Direction 1
Find each line of the listing that contains the string "الله", and copy those lines.

** start Passage given **

Mesh expansion is all about being able to have workloads in a Kubernetes cluster using a service mesh - Linkerd, in our case! - to communicate with workloads outside the cluster securely, reliably, and with good observability.
To make this happen, there are several important details to make certain of:
-
The Linkerd control plane needs to be running in the Kubernetes cluster.
-
The Linkerd proxy needs to be running beside each external workload, and the proxy needs to intercept network communications to and from the workload.
At the moment, this means that the external workloads need to be running on Linux, so that we can use the same packet-filtering tricks to intercept network traffic that Linkerd uses in Kubernetes.
-
Each external workload needs a SPIFFE identity, which it will get by having its Linkerd proxy talk to a SPIRE agent that's also running next to it.
-
All the SPIRE identities for the external workloads need to be part of a trust hierarchy under the trust anchor that the Linkerd control plane is using. This implies that the SPIRE agents need to talk to a SPIRE server configured to issue keys ultimately signed by the Linkerd trust anchor.

** end Passage given **
** start Exercise inputs **

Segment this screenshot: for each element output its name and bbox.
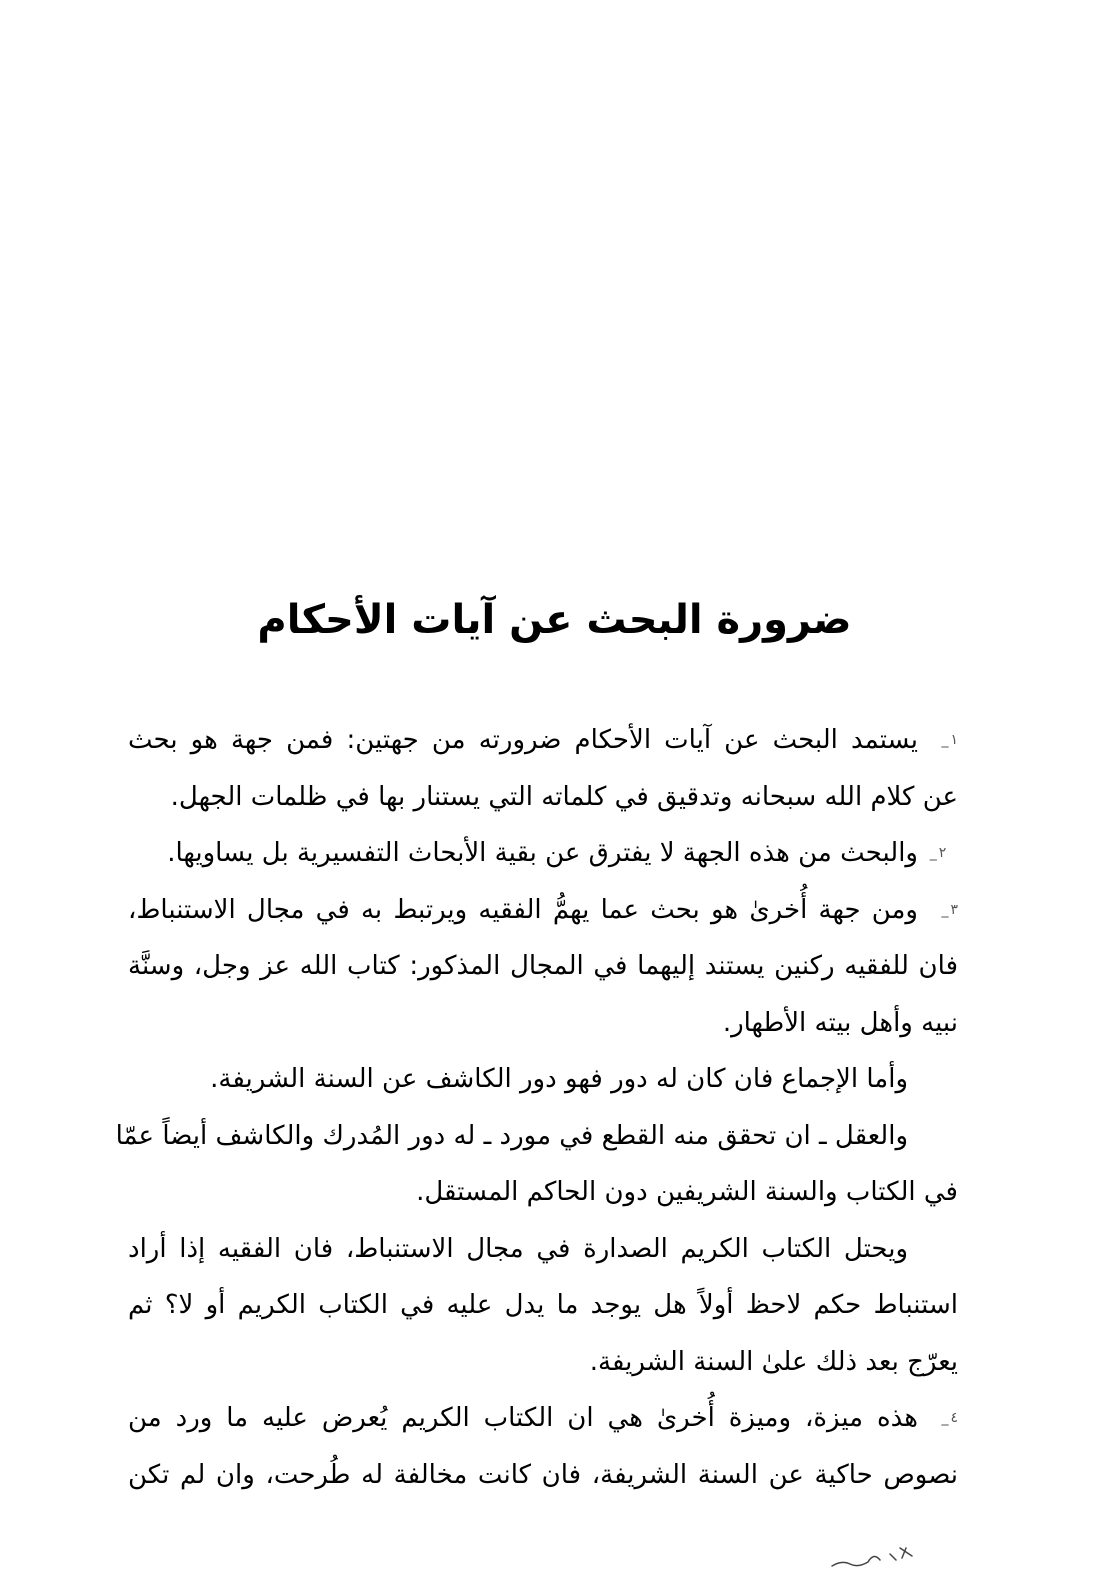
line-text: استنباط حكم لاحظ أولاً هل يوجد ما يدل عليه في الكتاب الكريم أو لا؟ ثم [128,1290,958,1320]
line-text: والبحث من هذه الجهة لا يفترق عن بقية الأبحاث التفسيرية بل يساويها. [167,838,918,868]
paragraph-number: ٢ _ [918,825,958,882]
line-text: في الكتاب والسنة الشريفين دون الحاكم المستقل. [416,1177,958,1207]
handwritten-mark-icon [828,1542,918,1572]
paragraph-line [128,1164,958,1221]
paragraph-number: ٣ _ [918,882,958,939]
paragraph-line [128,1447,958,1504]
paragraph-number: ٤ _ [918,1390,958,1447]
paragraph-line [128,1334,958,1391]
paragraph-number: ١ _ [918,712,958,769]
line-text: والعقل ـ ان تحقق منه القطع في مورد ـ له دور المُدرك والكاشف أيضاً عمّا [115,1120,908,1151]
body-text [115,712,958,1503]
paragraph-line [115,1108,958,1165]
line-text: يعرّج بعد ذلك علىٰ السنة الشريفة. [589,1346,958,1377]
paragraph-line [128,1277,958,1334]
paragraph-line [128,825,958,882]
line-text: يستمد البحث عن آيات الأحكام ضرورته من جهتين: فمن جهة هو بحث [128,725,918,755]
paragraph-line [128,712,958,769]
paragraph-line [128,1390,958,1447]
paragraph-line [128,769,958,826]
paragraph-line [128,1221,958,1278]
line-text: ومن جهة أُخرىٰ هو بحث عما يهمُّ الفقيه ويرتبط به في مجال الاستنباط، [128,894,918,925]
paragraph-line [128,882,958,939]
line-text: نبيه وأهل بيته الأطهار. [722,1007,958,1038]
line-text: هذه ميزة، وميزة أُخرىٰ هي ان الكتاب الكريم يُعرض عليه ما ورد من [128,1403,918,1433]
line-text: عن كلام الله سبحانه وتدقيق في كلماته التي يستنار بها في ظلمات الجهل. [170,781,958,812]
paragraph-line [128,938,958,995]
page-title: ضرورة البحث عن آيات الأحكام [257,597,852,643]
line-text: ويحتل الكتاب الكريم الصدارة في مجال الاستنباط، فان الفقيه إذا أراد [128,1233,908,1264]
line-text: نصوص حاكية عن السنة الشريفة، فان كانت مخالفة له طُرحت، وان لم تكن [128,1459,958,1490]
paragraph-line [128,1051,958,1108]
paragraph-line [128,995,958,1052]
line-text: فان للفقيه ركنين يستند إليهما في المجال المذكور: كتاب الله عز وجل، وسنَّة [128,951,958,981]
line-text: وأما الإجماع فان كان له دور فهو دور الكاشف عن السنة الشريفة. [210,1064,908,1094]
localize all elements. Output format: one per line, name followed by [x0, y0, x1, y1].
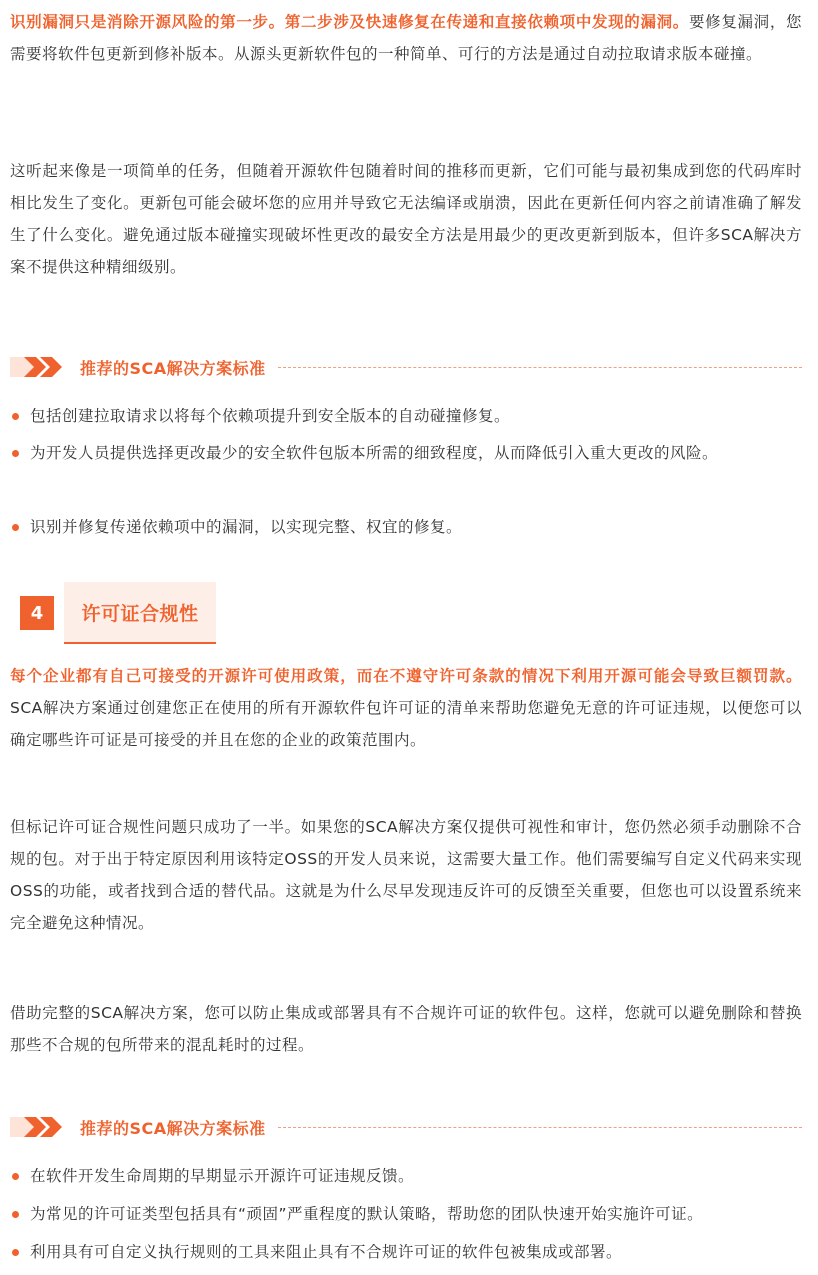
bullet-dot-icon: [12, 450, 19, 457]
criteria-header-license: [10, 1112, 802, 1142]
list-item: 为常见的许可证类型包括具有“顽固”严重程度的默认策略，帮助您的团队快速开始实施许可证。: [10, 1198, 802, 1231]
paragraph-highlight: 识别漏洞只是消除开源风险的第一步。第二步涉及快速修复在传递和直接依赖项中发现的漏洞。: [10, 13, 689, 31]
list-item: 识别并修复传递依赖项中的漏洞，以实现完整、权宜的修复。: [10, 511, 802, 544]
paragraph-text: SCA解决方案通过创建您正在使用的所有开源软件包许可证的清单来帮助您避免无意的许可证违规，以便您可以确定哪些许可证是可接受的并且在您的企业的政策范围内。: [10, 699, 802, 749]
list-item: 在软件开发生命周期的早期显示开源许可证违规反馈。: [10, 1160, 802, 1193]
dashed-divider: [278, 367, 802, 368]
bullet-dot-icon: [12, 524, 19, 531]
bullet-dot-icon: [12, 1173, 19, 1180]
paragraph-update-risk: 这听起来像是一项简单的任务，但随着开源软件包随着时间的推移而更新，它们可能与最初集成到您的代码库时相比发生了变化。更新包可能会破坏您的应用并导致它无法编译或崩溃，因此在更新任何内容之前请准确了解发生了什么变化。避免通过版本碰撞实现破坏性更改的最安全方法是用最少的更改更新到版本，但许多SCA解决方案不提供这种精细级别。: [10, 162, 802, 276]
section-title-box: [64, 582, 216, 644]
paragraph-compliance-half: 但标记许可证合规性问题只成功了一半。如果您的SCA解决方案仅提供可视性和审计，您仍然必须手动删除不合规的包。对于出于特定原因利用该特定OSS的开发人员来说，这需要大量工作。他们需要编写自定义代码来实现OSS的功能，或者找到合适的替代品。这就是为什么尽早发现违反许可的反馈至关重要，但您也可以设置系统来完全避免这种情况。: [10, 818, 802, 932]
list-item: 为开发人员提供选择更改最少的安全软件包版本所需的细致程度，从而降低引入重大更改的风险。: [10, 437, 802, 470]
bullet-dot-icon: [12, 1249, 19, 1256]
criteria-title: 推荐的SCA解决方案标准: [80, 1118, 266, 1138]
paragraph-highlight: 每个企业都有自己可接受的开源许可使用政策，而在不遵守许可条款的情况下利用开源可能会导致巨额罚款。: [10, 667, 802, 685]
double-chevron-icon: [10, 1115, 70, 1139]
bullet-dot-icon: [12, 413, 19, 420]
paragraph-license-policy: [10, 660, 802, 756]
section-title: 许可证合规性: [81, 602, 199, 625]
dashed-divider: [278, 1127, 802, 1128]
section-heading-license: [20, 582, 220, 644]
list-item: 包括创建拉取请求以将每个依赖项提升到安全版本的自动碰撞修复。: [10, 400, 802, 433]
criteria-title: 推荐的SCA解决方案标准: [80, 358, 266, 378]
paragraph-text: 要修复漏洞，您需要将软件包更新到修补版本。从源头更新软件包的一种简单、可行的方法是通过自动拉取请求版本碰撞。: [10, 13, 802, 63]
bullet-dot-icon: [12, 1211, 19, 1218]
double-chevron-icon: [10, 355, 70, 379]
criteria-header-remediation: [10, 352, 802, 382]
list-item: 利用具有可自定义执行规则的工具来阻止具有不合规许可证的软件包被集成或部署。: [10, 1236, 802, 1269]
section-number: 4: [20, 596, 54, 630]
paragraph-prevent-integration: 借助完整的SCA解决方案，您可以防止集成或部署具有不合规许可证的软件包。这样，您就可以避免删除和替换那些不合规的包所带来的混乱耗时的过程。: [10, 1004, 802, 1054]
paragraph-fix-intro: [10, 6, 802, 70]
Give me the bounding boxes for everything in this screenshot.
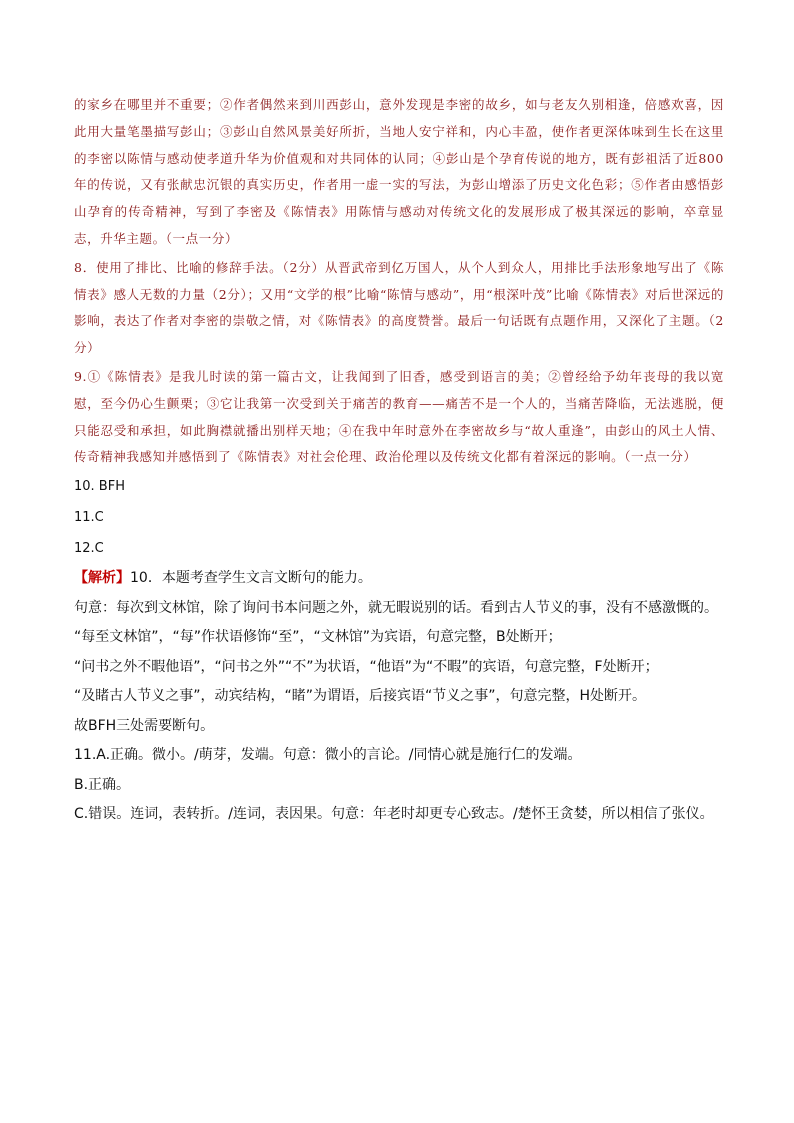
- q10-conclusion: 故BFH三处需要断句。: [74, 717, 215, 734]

** end Exercise inputs **

Direction 2
According to the mesh expansion passage, which operating system must external workloads currently run on?

Correct result 1
line-text: عن كلام الله سبحانه وتدقيق في كلماته التي يستنار بها في ظلمات الجهل. [170,781,958,812]
line-text: فان للفقيه ركنين يستند إليهما في المجال المذكور: كتاب الله عز وجل، وسنَّة [128,951,958,981]

Correct result 2
Linux.